*KUTIPAN TEKS*.
◆ ◆ ◆

Bahram H. Arjmandi dan koleganya dari Departement of Nutritional Sciences, Oklahoma State University telah melaporkan bahwa konsumsi 40 g protein kedelai setiap hari selama tiga bulan pada wanita pascamenopause (tanpa TSH), secara nyata menurunkan ekskresi deoksipiridinolin (Dpd) urin. Dpd merupakan marker (penanda) spesifik untuk resorpsi sel-sel tulang. Dpd urin rendah berarti proses resorpsi sel-sel tulang berlangsung baik.
Demikian halnya, hasil pengamatan terhadap wanita-wanita pascamenopause di Jepang. Adanya asupan protein kedelai memberikan respons ekskresi Dpd yang rendah di dalam urin mereka.
Setidaknya terdapat dua alasan mengapa kedelai meningkatkan pembentukan tulang. Pertama, isoflavon kedelai menstimulasi aktivitas osteoblastik (pembentukan sel-sel tulang) melalui aktivitas reseptor-reseptor estrogen. Kedua, kedelai atau isoflavonnya meningkatkan produksi hormon pertumbuhan: insulin-like growth factor -1 (IGF-1). Hasil pengamatan terhadap wanita–wanita pra-; peri-, dan pasca-menopause diketahui konsentrasi IGF-1 memiliki korelasi yang positif dengan pembentukan masa tulang. Hormon ini ikut beperan aktif dalam meningkatkan aktivitas osteoblastik.
Dosis
Berapakah dosis isoflavon yang diperlukan? Peneliti dari Department of Food Science and Human Nutrition, University of Illinois, Susan M Potter dan kawan-kawan telah meneliti hal tersebut dengan memberikan suplementasi protein kedelai yang mengandung isoflavon sebesar 56 mg dan 90 mg /hari selama 6 bulan kepada 66 wanita pascamenopause.

◆ ◆ ◆

*SOAL LATIHAN*.
**1)** Salin seluruh bagian teks tentang kedelai dan kesehatan tulang, mulai dari "Bahram H. Arjmandi" hingga "dalam urin mereka.".
**2)** Tentukan apakah setiap pernyataan berikut sesuai dengan teks tentang kedelai dan kesehatan tulang. Jawab ya atau tidak, lalu kutip kata-kata teks yang menjadi dasarnya. (a) Dalam laporan Arjmandi, wanita pascamenopause mengonsumsi 40 g protein kedelai setiap hari selama tiga bulan. (b) Dpd urin yang tinggi menandakan proses resorpsi sel-sel tulang berlangsung baik. (c) Potter dan kawan-kawan memberikan suplementasi kepada 90 wanita pascamenopause.
**3)** Teruskan teks tentang kedelai dan kesehatan tulang setelah kalimat terakhirnya.

◆ ◆ ◆

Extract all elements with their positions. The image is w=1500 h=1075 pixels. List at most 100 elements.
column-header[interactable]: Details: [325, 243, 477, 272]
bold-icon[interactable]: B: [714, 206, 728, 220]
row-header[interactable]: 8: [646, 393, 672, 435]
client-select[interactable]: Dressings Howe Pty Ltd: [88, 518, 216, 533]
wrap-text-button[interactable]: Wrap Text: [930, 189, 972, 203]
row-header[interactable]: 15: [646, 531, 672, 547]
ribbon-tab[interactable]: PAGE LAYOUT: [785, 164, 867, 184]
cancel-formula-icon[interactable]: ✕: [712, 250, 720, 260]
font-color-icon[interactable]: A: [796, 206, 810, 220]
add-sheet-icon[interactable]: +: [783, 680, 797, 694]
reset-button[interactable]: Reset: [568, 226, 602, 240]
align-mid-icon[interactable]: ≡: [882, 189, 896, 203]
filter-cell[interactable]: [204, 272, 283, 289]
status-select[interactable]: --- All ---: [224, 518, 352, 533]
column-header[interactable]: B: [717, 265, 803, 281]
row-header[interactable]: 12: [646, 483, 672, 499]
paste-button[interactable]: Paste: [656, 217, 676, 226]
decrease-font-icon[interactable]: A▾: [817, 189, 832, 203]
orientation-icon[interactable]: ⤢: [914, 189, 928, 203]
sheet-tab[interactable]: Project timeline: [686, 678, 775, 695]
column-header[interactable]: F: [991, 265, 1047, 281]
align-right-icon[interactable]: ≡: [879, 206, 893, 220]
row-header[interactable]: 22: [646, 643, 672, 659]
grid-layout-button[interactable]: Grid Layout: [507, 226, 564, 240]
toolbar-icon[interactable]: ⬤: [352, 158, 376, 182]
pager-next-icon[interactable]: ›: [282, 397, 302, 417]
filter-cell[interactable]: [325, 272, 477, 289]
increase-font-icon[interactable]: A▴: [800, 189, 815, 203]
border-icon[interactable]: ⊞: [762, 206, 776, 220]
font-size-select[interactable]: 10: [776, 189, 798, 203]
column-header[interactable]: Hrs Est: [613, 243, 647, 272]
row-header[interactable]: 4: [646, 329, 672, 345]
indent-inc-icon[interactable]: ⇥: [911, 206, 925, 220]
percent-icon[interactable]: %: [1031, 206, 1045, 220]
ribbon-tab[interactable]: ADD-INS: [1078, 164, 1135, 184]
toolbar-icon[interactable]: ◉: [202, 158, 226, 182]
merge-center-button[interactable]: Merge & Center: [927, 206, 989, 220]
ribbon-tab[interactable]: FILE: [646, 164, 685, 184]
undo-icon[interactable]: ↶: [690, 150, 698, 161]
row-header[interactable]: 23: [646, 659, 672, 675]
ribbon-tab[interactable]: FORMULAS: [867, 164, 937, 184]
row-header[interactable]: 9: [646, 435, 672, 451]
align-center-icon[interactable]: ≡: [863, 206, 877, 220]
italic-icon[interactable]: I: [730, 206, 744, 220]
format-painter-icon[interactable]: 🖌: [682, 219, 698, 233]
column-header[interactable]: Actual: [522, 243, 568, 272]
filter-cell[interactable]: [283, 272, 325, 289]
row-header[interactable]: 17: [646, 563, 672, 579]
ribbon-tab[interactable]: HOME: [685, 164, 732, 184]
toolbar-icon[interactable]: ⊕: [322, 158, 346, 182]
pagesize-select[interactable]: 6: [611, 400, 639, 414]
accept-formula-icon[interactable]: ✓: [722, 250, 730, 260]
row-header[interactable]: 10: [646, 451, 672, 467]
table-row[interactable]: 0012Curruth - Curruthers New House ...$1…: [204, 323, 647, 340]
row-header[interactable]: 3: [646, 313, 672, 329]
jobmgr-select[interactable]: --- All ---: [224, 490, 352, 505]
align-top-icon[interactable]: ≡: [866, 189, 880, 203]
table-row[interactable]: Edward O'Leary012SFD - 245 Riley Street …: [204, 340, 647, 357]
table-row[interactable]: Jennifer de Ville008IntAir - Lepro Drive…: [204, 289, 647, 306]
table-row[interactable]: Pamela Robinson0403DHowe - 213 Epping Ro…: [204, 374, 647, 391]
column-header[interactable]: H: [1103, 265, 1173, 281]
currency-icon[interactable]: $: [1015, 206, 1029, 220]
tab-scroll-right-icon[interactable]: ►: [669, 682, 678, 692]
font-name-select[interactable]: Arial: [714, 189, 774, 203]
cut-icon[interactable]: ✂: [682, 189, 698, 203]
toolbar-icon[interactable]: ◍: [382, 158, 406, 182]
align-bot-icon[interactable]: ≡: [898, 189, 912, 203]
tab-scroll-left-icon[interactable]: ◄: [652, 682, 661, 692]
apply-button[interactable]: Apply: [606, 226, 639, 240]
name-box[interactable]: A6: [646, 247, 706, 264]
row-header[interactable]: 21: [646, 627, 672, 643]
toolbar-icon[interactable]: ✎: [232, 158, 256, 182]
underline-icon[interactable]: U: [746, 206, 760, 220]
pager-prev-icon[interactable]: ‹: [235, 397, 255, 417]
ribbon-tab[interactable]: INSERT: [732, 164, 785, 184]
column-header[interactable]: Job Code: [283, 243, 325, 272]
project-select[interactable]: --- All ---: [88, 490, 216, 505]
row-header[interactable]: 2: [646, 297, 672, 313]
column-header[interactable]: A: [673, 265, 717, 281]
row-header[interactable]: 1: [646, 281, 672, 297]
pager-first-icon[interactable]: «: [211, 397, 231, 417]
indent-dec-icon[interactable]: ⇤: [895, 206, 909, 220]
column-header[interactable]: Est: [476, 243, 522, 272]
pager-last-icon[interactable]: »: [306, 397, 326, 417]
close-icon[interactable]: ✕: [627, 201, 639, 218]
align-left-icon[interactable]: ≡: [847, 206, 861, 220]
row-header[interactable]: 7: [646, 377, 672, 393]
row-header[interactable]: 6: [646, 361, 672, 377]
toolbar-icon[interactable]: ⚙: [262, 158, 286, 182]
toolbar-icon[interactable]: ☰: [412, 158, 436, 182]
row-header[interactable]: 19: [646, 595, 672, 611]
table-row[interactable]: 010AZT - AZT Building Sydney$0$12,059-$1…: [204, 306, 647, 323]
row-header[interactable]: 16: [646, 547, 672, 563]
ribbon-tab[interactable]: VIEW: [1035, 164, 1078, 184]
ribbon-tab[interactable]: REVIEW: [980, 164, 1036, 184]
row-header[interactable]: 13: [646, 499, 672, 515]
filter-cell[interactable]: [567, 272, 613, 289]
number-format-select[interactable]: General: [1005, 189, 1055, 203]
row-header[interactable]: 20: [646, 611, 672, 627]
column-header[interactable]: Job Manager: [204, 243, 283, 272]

◆ ◆ ◆

*JAWABAN BERNOMOR*.
**1)**
Bahram H. Arjmandi dan koleganya dari Departement of Nutritional Sciences, Oklahoma State University telah melaporkan bahwa konsumsi 40 g protein kedelai setiap hari selama tiga bulan pada wanita pascamenopause (tanpa TSH), secara nyata menurunkan ekskresi deoksipiridinolin (Dpd) urin. Dpd merupakan marker (penanda) spesifik untuk resorpsi sel-sel tulang. Dpd urin rendah berarti proses resorpsi sel-sel tulang berlangsung baik.
Demikian halnya, hasil pengamatan terhadap wanita-wanita pascamenopause di Jepang. Adanya asupan protein kedelai memberikan respons ekskresi Dpd yang rendah di dalam urin mereka.

**2)**
(a) Ya: "konsumsi 40 g protein kedelai setiap hari selama tiga bulan pada wanita pascamenopause"
(b) Tidak: "Dpd urin rendah berarti proses resorpsi sel-sel tulang berlangsung baik."
(c) Tidak: "kepada 66 wanita pascamenopause"

**3)**
Hasilnya, densitas mineral tulangnya pada kelompok 90 mg/hari meningkat, sedangkan pada kelompok 56 mg/ hari tidak. Informasi ini memberikan petunjuk bahwa asupan isoflavon minimal setiap hari sangat diperlukan untuk mencapai efek positif menjaga kesehatan tulang. Ho dan kawan-kawan dalam Journal of Bone Mineral Research, edisi Juli 2001, melaporkan asupan kedelai dapat mengoptimalkan pencapaian densitas masa tulang wanita-wanita Cina yang terbiasa mengkonsumsi produk kedelai.
Mereka menunjukkan asupan kedelai dapat memelihara densitas mineral tulang kerangka (DMTK) wanita Cina yang berumur 30-40 tahun. Dalam studinya selama tiga tahun, wanita yang mengkonsumsi sebesar 15,2 mg isoflavon kedelai /hari kehilangan DMTKnya jauh lebih rendah dibanding yang mengkonsumsi sebesar 1,40 mg isoflavon kedelai/hari.
Hasil penelitian di atas mengindikasi bahwa untuk pencapaian puncak densitas masa tulang diperlukan isoflavon kedelai sekitar 15 mg/hari, sedangkan untuk mempertahankan masa tulang diperlukan asupan isoflavon yang lebih tinggi yaitu sekitar 90 mg/hari.
Perbandingan
Sebagai perbandingan, di Jepang asupan isoflavon kedelai rerata mencapai 35-200 mg/hari, merupakan negara yang warganya paling tinggi mengkonsumsi kedelai. Hal ini tampaknya sangat berkaitan dengan rendahnya insiden osteoporosis wanita-wanita Jepang.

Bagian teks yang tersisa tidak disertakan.